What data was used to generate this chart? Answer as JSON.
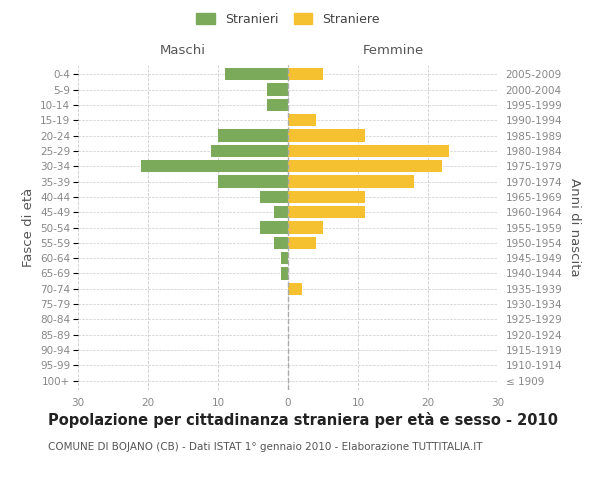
{
  "age_groups": [
    "100+",
    "95-99",
    "90-94",
    "85-89",
    "80-84",
    "75-79",
    "70-74",
    "65-69",
    "60-64",
    "55-59",
    "50-54",
    "45-49",
    "40-44",
    "35-39",
    "30-34",
    "25-29",
    "20-24",
    "15-19",
    "10-14",
    "5-9",
    "0-4"
  ],
  "birth_years": [
    "≤ 1909",
    "1910-1914",
    "1915-1919",
    "1920-1924",
    "1925-1929",
    "1930-1934",
    "1935-1939",
    "1940-1944",
    "1945-1949",
    "1950-1954",
    "1955-1959",
    "1960-1964",
    "1965-1969",
    "1970-1974",
    "1975-1979",
    "1980-1984",
    "1985-1989",
    "1990-1994",
    "1995-1999",
    "2000-2004",
    "2005-2009"
  ],
  "maschi": [
    0,
    0,
    0,
    0,
    0,
    0,
    0,
    1,
    1,
    2,
    4,
    2,
    4,
    10,
    21,
    11,
    10,
    0,
    3,
    3,
    9
  ],
  "femmine": [
    0,
    0,
    0,
    0,
    0,
    0,
    2,
    0,
    0,
    4,
    5,
    11,
    11,
    18,
    22,
    23,
    11,
    4,
    0,
    0,
    5
  ],
  "maschi_color": "#7aaa5a",
  "femmine_color": "#f5c130",
  "background_color": "#ffffff",
  "grid_color": "#cccccc",
  "title": "Popolazione per cittadinanza straniera per età e sesso - 2010",
  "subtitle": "COMUNE DI BOJANO (CB) - Dati ISTAT 1° gennaio 2010 - Elaborazione TUTTITALIA.IT",
  "xlabel_left": "Maschi",
  "xlabel_right": "Femmine",
  "ylabel_left": "Fasce di età",
  "ylabel_right": "Anni di nascita",
  "legend_stranieri": "Stranieri",
  "legend_straniere": "Straniere",
  "xlim": 30,
  "bar_height": 0.8,
  "title_fontsize": 10.5,
  "subtitle_fontsize": 7.5,
  "tick_fontsize": 7.5,
  "label_fontsize": 9.5
}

········

## GIVEN PROBLEM
Repeat each entry exactly. Pictures do not belong in the copy.

## PROBLEM SOLUTION
What data was used to generate this chart? Answer as JSON.
{
  "age_groups": [
    "100+",
    "95-99",
    "90-94",
    "85-89",
    "80-84",
    "75-79",
    "70-74",
    "65-69",
    "60-64",
    "55-59",
    "50-54",
    "45-49",
    "40-44",
    "35-39",
    "30-34",
    "25-29",
    "20-24",
    "15-19",
    "10-14",
    "5-9",
    "0-4"
  ],
  "birth_years": [
    "≤ 1909",
    "1910-1914",
    "1915-1919",
    "1920-1924",
    "1925-1929",
    "1930-1934",
    "1935-1939",
    "1940-1944",
    "1945-1949",
    "1950-1954",
    "1955-1959",
    "1960-1964",
    "1965-1969",
    "1970-1974",
    "1975-1979",
    "1980-1984",
    "1985-1989",
    "1990-1994",
    "1995-1999",
    "2000-2004",
    "2005-2009"
  ],
  "maschi": [
    0,
    0,
    0,
    0,
    0,
    0,
    0,
    1,
    1,
    2,
    4,
    2,
    4,
    10,
    21,
    11,
    10,
    0,
    3,
    3,
    9
  ],
  "femmine": [
    0,
    0,
    0,
    0,
    0,
    0,
    2,
    0,
    0,
    4,
    5,
    11,
    11,
    18,
    22,
    23,
    11,
    4,
    0,
    0,
    5
  ],
  "maschi_color": "#7aaa5a",
  "femmine_color": "#f5c130",
  "background_color": "#ffffff",
  "grid_color": "#cccccc",
  "title": "Popolazione per cittadinanza straniera per età e sesso - 2010",
  "subtitle": "COMUNE DI BOJANO (CB) - Dati ISTAT 1° gennaio 2010 - Elaborazione TUTTITALIA.IT",
  "xlabel_left": "Maschi",
  "xlabel_right": "Femmine",
  "ylabel_left": "Fasce di età",
  "ylabel_right": "Anni di nascita",
  "legend_stranieri": "Stranieri",
  "legend_straniere": "Straniere",
  "xlim": 30,
  "bar_height": 0.8,
  "title_fontsize": 10.5,
  "subtitle_fontsize": 7.5,
  "tick_fontsize": 7.5,
  "label_fontsize": 9.5
}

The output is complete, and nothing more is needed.